Give back the whole listing exactly as shown.

>> BEGIN Material for this task

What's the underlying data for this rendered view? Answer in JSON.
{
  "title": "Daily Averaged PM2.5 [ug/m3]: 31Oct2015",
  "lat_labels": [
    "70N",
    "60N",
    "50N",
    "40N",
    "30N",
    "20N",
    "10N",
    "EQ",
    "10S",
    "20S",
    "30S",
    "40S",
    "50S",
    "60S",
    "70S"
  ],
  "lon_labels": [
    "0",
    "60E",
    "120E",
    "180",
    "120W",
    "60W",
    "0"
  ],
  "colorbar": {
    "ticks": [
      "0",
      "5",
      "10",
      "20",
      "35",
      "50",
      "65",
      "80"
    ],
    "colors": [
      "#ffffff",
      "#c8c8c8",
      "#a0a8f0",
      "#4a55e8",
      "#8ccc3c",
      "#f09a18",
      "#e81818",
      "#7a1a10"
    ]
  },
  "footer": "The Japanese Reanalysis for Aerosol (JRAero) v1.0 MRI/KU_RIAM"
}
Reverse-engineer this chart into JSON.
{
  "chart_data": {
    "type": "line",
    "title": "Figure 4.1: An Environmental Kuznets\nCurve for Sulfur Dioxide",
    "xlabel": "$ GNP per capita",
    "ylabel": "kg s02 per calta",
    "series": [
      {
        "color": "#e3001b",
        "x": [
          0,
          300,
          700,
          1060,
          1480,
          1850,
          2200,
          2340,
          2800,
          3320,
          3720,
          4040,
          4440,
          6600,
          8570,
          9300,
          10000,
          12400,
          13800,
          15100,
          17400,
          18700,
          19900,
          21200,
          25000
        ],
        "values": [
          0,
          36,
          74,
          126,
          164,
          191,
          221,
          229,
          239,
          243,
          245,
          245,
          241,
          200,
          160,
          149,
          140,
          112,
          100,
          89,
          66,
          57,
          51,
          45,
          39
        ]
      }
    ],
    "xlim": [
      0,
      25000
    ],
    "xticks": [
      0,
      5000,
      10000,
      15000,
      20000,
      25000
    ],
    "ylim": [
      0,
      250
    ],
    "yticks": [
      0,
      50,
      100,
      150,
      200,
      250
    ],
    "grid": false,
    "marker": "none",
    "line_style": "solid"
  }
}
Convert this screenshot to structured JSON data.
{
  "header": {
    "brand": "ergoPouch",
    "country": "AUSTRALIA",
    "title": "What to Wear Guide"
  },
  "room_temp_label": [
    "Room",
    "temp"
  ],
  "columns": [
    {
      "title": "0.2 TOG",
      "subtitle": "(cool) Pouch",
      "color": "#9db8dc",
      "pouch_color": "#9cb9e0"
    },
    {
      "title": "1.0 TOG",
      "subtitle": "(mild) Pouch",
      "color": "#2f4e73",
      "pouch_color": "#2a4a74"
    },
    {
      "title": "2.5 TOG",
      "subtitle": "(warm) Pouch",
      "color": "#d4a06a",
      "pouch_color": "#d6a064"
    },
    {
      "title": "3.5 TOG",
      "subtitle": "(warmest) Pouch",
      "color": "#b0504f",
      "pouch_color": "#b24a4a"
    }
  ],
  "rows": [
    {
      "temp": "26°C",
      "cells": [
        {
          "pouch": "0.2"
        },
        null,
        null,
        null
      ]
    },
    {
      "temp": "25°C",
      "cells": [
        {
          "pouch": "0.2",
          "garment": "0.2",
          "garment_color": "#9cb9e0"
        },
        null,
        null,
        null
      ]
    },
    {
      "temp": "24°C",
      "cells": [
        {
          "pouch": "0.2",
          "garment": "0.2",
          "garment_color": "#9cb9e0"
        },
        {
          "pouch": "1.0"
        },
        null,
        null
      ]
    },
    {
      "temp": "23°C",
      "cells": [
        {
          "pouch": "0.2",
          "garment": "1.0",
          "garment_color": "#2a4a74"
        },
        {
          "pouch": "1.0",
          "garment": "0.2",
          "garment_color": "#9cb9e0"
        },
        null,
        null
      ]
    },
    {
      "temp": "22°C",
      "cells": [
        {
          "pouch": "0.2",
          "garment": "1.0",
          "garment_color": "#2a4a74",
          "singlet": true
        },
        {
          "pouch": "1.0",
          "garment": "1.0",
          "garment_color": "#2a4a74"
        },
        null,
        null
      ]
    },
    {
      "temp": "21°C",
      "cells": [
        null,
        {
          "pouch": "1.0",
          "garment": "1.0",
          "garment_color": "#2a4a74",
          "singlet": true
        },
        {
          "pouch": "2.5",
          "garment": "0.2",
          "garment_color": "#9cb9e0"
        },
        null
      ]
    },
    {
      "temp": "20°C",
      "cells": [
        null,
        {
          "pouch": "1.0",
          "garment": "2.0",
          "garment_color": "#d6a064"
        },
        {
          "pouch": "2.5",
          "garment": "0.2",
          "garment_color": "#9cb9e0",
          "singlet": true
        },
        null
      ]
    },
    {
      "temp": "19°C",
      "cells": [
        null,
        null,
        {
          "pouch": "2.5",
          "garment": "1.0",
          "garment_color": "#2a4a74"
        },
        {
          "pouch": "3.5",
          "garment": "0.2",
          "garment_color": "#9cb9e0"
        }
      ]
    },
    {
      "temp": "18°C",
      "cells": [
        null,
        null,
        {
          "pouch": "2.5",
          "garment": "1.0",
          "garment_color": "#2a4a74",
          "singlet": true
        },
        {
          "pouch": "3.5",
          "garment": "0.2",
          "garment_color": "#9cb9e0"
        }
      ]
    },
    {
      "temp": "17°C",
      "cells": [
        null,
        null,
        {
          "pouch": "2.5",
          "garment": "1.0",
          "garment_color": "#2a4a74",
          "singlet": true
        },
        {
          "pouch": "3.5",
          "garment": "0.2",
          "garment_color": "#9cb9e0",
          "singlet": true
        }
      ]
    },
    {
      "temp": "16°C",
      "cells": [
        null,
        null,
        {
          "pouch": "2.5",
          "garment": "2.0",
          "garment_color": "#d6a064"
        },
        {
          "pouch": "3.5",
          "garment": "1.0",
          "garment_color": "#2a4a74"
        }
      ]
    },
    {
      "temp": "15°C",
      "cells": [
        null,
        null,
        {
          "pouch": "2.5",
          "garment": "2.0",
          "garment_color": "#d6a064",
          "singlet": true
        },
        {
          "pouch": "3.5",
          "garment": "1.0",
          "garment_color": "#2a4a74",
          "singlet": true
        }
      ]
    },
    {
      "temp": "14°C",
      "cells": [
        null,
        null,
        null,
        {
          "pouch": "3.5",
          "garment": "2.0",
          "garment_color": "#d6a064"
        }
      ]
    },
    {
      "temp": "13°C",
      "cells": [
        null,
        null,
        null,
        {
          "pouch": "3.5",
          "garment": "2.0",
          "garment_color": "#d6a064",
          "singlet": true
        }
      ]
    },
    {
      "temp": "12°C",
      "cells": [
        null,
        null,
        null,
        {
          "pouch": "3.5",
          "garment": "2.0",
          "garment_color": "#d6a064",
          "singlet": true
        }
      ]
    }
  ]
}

>> END Material for this task

§ **Response**:
What's the underlying data for this rendered view? Answer in JSON.
{
  "title": "Daily Averaged PM2.5 [ug/m3]: 31Oct2015",
  "lat_labels": [
    "70N",
    "60N",
    "50N",
    "40N",
    "30N",
    "20N",
    "10N",
    "EQ",
    "10S",
    "20S",
    "30S",
    "40S",
    "50S",
    "60S",
    "70S"
  ],
  "lon_labels": [
    "0",
    "60E",
    "120E",
    "180",
    "120W",
    "60W",
    "0"
  ],
  "colorbar": {
    "ticks": [
      "0",
      "5",
      "10",
      "20",
      "35",
      "50",
      "65",
      "80"
    ],
    "colors": [
      "#ffffff",
      "#c8c8c8",
      "#a0a8f0",
      "#4a55e8",
      "#8ccc3c",
      "#f09a18",
      "#e81818",
      "#7a1a10"
    ]
  },
  "footer": "The Japanese Reanalysis for Aerosol (JRAero) v1.0 MRI/KU_RIAM"
}
Reverse-engineer this chart into JSON.
{
  "chart_data": {
    "type": "line",
    "title": "Figure 4.1: An Environmental Kuznets\nCurve for Sulfur Dioxide",
    "xlabel": "$ GNP per capita",
    "ylabel": "kg s02 per calta",
    "series": [
      {
        "color": "#e3001b",
        "x": [
          0,
          300,
          700,
          1060,
          1480,
          1850,
          2200,
          2340,
          2800,
          3320,
          3720,
          4040,
          4440,
          6600,
          8570,
          9300,
          10000,
          12400,
          13800,
          15100,
          17400,
          18700,
          19900,
          21200,
          25000
        ],
        "values": [
          0,
          36,
          74,
          126,
          164,
          191,
          221,
          229,
          239,
          243,
          245,
          245,
          241,
          200,
          160,
          149,
          140,
          112,
          100,
          89,
          66,
          57,
          51,
          45,
          39
        ]
      }
    ],
    "xlim": [
      0,
      25000
    ],
    "xticks": [
      0,
      5000,
      10000,
      15000,
      20000,
      25000
    ],
    "ylim": [
      0,
      250
    ],
    "yticks": [
      0,
      50,
      100,
      150,
      200,
      250
    ],
    "grid": false,
    "marker": "none",
    "line_style": "solid"
  }
}
Convert this screenshot to structured JSON data.
{
  "header": {
    "brand": "ergoPouch",
    "country": "AUSTRALIA",
    "title": "What to Wear Guide"
  },
  "room_temp_label": [
    "Room",
    "temp"
  ],
  "columns": [
    {
      "title": "0.2 TOG",
      "subtitle": "(cool) Pouch",
      "color": "#9db8dc",
      "pouch_color": "#9cb9e0"
    },
    {
      "title": "1.0 TOG",
      "subtitle": "(mild) Pouch",
      "color": "#2f4e73",
      "pouch_color": "#2a4a74"
    },
    {
      "title": "2.5 TOG",
      "subtitle": "(warm) Pouch",
      "color": "#d4a06a",
      "pouch_color": "#d6a064"
    },
    {
      "title": "3.5 TOG",
      "subtitle": "(warmest) Pouch",
      "color": "#b0504f",
      "pouch_color": "#b24a4a"
    }
  ],
  "rows": [
    {
      "temp": "26°C",
      "cells": [
        {
          "pouch": "0.2"
        },
        null,
        null,
        null
      ]
    },
    {
      "temp": "25°C",
      "cells": [
        {
          "pouch": "0.2",
          "garment": "0.2",
          "garment_color": "#9cb9e0"
        },
        null,
        null,
        null
      ]
    },
    {
      "temp": "24°C",
      "cells": [
        {
          "pouch": "0.2",
          "garment": "0.2",
          "garment_color": "#9cb9e0"
        },
        {
          "pouch": "1.0"
        },
        null,
        null
      ]
    },
    {
      "temp": "23°C",
      "cells": [
        {
          "pouch": "0.2",
          "garment": "1.0",
          "garment_color": "#2a4a74"
        },
        {
          "pouch": "1.0",
          "garment": "0.2",
          "garment_color": "#9cb9e0"
        },
        null,
        null
      ]
    },
    {
      "temp": "22°C",
      "cells": [
        {
          "pouch": "0.2",
          "garment": "1.0",
          "garment_color": "#2a4a74",
          "singlet": true
        },
        {
          "pouch": "1.0",
          "garment": "1.0",
          "garment_color": "#2a4a74"
        },
        null,
        null
      ]
    },
    {
      "temp": "21°C",
      "cells": [
        null,
        {
          "pouch": "1.0",
          "garment": "1.0",
          "garment_color": "#2a4a74",
          "singlet": true
        },
        {
          "pouch": "2.5",
          "garment": "0.2",
          "garment_color": "#9cb9e0"
        },
        null
      ]
    },
    {
      "temp": "20°C",
      "cells": [
        null,
        {
          "pouch": "1.0",
          "garment": "2.0",
          "garment_color": "#d6a064"
        },
        {
          "pouch": "2.5",
          "garment": "0.2",
          "garment_color": "#9cb9e0",
          "singlet": true
        },
        null
      ]
    },
    {
      "temp": "19°C",
      "cells": [
        null,
        null,
        {
          "pouch": "2.5",
          "garment": "1.0",
          "garment_color": "#2a4a74"
        },
        {
          "pouch": "3.5",
          "garment": "0.2",
          "garment_color": "#9cb9e0"
        }
      ]
    },
    {
      "temp": "18°C",
      "cells": [
        null,
        null,
        {
          "pouch": "2.5",
          "garment": "1.0",
          "garment_color": "#2a4a74",
          "singlet": true
        },
        {
          "pouch": "3.5",
          "garment": "0.2",
          "garment_color": "#9cb9e0"
        }
      ]
    },
    {
      "temp": "17°C",
      "cells": [
        null,
        null,
        {
          "pouch": "2.5",
          "garment": "1.0",
          "garment_color": "#2a4a74",
          "singlet": true
        },
        {
          "pouch": "3.5",
          "garment": "0.2",
          "garment_color": "#9cb9e0",
          "singlet": true
        }
      ]
    },
    {
      "temp": "16°C",
      "cells": [
        null,
        null,
        {
          "pouch": "2.5",
          "garment": "2.0",
          "garment_color": "#d6a064"
        },
        {
          "pouch": "3.5",
          "garment": "1.0",
          "garment_color": "#2a4a74"
        }
      ]
    },
    {
      "temp": "15°C",
      "cells": [
        null,
        null,
        {
          "pouch": "2.5",
          "garment": "2.0",
          "garment_color": "#d6a064",
          "singlet": true
        },
        {
          "pouch": "3.5",
          "garment": "1.0",
          "garment_color": "#2a4a74",
          "singlet": true
        }
      ]
    },
    {
      "temp": "14°C",
      "cells": [
        null,
        null,
        null,
        {
          "pouch": "3.5",
          "garment": "2.0",
          "garment_color": "#d6a064"
        }
      ]
    },
    {
      "temp": "13°C",
      "cells": [
        null,
        null,
        null,
        {
          "pouch": "3.5",
          "garment": "2.0",
          "garment_color": "#d6a064",
          "singlet": true
        }
      ]
    },
    {
      "temp": "12°C",
      "cells": [
        null,
        null,
        null,
        {
          "pouch": "3.5",
          "garment": "2.0",
          "garment_color": "#d6a064",
          "singlet": true
        }
      ]
    }
  ]
}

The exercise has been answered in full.